Quote all of the data below exactly, please.

── Data supplied ──

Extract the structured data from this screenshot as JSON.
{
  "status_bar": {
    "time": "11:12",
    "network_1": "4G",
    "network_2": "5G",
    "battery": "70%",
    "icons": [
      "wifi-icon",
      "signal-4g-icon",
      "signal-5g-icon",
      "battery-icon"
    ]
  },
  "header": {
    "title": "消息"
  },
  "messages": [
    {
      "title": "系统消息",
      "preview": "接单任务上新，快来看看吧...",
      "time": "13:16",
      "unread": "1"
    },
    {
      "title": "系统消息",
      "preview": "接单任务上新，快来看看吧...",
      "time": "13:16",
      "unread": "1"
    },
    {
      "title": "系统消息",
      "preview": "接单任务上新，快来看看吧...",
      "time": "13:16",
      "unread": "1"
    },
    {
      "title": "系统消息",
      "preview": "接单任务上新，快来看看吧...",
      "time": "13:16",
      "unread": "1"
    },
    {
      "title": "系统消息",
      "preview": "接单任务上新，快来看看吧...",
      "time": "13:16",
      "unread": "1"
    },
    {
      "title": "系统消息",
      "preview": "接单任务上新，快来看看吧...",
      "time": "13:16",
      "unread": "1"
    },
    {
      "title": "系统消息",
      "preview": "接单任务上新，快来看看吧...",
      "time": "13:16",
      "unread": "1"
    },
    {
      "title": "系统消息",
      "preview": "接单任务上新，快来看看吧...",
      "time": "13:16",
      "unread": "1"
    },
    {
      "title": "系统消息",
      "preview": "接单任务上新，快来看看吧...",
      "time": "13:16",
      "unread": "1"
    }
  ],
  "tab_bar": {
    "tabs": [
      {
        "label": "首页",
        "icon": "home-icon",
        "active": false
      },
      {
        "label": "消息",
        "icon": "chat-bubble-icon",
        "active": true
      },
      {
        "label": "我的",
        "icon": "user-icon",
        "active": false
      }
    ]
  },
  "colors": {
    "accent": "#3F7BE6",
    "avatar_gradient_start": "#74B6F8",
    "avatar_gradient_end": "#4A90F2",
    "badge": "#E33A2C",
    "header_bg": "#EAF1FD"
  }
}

───

• Task response:
Extract the structured data from this screenshot as JSON.
{
  "status_bar": {
    "time": "11:12",
    "network_1": "4G",
    "network_2": "5G",
    "battery": "70%",
    "icons": [
      "wifi-icon",
      "signal-4g-icon",
      "signal-5g-icon",
      "battery-icon"
    ]
  },
  "header": {
    "title": "消息"
  },
  "messages": [
    {
      "title": "系统消息",
      "preview": "接单任务上新，快来看看吧...",
      "time": "13:16",
      "unread": "1"
    },
    {
      "title": "系统消息",
      "preview": "接单任务上新，快来看看吧...",
      "time": "13:16",
      "unread": "1"
    },
    {
      "title": "系统消息",
      "preview": "接单任务上新，快来看看吧...",
      "time": "13:16",
      "unread": "1"
    },
    {
      "title": "系统消息",
      "preview": "接单任务上新，快来看看吧...",
      "time": "13:16",
      "unread": "1"
    },
    {
      "title": "系统消息",
      "preview": "接单任务上新，快来看看吧...",
      "time": "13:16",
      "unread": "1"
    },
    {
      "title": "系统消息",
      "preview": "接单任务上新，快来看看吧...",
      "time": "13:16",
      "unread": "1"
    },
    {
      "title": "系统消息",
      "preview": "接单任务上新，快来看看吧...",
      "time": "13:16",
      "unread": "1"
    },
    {
      "title": "系统消息",
      "preview": "接单任务上新，快来看看吧...",
      "time": "13:16",
      "unread": "1"
    },
    {
      "title": "系统消息",
      "preview": "接单任务上新，快来看看吧...",
      "time": "13:16",
      "unread": "1"
    }
  ],
  "tab_bar": {
    "tabs": [
      {
        "label": "首页",
        "icon": "home-icon",
        "active": false
      },
      {
        "label": "消息",
        "icon": "chat-bubble-icon",
        "active": true
      },
      {
        "label": "我的",
        "icon": "user-icon",
        "active": false
      }
    ]
  },
  "colors": {
    "accent": "#3F7BE6",
    "avatar_gradient_start": "#74B6F8",
    "avatar_gradient_end": "#4A90F2",
    "badge": "#E33A2C",
    "header_bg": "#EAF1FD"
  }
}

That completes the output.